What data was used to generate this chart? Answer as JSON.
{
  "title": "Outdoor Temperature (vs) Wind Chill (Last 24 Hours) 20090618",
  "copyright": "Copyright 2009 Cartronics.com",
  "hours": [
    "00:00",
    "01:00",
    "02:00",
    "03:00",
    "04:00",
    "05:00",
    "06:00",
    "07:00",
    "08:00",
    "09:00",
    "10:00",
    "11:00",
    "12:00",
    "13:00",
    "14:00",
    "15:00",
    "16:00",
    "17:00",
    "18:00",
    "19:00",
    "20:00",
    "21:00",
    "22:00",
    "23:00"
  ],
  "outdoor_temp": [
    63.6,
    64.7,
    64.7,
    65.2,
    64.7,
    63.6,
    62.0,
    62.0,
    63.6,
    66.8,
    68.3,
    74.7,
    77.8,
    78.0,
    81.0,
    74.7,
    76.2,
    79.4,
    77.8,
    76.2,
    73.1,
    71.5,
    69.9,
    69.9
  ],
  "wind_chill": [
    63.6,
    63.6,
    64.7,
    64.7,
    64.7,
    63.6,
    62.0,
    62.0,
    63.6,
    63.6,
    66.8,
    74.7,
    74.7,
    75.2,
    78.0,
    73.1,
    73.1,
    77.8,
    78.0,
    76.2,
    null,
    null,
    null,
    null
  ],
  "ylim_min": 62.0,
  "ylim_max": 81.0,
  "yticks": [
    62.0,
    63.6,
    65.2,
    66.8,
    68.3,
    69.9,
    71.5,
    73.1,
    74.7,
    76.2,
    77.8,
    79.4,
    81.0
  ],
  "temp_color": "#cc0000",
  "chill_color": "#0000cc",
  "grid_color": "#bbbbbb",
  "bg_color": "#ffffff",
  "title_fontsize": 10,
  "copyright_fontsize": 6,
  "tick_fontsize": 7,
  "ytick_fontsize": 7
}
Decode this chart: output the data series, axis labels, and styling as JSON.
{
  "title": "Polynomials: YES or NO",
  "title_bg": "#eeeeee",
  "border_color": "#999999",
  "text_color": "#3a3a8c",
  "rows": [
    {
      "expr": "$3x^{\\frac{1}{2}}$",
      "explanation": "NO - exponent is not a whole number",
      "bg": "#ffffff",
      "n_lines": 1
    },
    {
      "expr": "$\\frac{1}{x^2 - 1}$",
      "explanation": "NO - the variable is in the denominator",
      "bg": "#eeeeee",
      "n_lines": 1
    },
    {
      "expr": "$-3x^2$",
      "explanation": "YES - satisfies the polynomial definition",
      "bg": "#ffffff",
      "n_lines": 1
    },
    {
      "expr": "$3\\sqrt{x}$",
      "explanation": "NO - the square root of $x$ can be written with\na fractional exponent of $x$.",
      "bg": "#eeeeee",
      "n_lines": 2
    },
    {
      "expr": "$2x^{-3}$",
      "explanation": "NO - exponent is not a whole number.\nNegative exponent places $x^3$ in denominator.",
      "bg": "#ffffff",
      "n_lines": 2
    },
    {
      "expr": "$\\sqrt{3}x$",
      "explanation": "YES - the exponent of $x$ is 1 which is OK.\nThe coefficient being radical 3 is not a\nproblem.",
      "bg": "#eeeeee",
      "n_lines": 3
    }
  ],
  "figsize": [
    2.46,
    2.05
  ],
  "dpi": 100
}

━━━━

Problem to work on –
From the entries, copy out each line containing the word "number".

The answer –
      "explanation": "NO - exponent is not a whole number",
      "explanation": "NO - exponent is not a whole number.\nNegative exponent places $x^3$ in denominator.",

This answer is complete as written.